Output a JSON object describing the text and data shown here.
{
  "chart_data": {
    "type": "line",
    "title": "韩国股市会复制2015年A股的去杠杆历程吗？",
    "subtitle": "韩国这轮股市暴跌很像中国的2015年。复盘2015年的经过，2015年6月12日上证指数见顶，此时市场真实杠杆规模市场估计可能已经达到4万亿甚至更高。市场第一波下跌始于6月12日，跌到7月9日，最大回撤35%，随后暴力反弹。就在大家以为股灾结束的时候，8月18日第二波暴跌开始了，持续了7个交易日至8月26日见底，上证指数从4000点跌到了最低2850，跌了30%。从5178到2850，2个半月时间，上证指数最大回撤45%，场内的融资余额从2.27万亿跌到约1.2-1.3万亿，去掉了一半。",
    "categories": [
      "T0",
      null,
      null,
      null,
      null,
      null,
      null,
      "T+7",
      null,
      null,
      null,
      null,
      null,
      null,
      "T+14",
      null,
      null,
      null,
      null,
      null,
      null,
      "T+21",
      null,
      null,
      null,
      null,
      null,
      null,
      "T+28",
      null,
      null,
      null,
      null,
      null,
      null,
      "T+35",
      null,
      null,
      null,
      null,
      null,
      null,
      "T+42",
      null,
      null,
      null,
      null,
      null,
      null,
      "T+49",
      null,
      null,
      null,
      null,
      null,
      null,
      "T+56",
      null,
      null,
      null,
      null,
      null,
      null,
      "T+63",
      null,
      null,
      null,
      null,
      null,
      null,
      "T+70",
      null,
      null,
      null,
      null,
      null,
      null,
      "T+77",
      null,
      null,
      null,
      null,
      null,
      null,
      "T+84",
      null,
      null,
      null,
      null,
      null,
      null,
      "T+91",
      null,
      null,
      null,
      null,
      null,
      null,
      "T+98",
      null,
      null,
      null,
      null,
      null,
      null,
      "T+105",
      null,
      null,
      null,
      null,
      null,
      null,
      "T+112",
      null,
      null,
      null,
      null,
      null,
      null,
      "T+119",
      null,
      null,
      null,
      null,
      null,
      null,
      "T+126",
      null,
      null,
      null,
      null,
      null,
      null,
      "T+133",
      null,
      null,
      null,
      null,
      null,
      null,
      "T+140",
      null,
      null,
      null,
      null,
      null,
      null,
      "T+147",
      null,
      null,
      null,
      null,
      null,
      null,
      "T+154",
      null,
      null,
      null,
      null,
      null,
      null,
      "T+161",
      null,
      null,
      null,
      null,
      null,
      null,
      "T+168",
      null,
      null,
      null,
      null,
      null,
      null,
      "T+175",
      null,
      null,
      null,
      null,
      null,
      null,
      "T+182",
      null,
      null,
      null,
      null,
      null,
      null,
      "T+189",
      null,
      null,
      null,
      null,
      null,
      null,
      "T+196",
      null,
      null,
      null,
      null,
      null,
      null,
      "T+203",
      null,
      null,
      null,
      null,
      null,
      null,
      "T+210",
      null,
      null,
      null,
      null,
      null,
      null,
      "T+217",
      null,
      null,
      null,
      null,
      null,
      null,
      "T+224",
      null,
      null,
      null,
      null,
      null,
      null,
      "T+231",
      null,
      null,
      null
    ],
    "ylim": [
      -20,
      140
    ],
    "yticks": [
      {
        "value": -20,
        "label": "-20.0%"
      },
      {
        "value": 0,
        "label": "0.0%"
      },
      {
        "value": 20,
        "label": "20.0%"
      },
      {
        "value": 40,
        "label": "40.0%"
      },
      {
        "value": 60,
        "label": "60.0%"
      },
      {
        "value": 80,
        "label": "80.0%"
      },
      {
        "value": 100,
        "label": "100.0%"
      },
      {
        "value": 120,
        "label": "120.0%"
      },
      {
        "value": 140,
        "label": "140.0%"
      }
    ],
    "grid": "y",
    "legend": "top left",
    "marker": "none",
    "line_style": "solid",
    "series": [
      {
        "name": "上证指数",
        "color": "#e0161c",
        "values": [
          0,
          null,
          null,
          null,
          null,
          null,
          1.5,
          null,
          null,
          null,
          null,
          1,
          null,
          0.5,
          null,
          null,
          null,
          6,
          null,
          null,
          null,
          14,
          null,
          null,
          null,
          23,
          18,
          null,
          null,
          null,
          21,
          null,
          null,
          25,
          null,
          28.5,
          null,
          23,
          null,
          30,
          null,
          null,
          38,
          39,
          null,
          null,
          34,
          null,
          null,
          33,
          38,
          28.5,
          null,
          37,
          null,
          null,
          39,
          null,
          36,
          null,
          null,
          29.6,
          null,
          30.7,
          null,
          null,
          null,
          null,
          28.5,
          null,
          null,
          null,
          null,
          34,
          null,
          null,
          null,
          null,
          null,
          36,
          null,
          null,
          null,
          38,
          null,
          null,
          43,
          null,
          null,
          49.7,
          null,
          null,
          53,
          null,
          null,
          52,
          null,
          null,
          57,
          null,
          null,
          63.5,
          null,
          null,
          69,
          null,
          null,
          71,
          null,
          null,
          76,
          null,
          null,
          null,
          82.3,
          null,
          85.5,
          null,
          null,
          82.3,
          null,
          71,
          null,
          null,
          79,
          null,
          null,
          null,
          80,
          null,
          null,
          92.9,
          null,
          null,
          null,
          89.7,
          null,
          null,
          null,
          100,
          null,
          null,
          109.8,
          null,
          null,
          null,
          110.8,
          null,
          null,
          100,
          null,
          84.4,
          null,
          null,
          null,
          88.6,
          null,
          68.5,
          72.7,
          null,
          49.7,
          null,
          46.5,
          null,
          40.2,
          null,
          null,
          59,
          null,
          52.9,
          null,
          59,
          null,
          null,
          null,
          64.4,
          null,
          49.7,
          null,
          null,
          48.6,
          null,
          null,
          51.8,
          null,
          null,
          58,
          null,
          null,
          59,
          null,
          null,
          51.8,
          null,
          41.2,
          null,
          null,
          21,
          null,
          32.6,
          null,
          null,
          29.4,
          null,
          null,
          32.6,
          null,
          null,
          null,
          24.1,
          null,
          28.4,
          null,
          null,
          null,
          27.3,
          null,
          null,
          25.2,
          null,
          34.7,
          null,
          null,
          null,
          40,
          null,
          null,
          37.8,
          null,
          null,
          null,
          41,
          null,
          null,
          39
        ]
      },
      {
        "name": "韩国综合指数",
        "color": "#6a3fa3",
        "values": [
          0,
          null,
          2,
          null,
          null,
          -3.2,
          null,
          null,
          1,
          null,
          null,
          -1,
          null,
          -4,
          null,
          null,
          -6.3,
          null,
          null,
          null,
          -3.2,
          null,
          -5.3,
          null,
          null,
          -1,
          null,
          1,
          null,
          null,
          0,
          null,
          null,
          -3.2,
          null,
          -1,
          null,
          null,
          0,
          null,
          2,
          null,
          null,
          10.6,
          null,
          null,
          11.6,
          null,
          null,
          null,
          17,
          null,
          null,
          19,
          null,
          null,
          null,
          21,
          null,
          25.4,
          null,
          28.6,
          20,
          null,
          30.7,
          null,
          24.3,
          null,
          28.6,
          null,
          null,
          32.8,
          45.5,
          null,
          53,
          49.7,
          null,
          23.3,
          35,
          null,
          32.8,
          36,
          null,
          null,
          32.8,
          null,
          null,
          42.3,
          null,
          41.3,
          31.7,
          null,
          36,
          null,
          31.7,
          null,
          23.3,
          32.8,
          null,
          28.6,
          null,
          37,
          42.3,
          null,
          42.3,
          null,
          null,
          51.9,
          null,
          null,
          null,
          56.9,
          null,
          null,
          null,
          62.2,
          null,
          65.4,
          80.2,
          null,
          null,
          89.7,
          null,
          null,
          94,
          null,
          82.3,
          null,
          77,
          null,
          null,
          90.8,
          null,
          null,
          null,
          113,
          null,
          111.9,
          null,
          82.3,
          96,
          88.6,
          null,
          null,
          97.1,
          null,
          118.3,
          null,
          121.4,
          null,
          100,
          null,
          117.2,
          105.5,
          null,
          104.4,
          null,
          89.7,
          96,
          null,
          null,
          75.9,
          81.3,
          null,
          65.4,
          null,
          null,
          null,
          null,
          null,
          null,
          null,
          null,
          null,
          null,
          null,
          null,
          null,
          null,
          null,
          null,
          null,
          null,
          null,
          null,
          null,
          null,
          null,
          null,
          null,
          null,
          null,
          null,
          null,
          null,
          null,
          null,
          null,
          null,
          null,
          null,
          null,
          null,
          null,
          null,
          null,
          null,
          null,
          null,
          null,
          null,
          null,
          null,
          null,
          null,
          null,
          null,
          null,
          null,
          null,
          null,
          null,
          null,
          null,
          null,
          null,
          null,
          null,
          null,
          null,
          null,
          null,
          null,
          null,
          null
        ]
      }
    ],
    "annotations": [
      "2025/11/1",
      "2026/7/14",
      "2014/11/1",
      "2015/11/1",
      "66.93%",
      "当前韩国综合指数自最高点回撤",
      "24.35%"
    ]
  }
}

········

* **What is expected**
Report only how many lines in the entries contain "label".

* **Output of the task**
9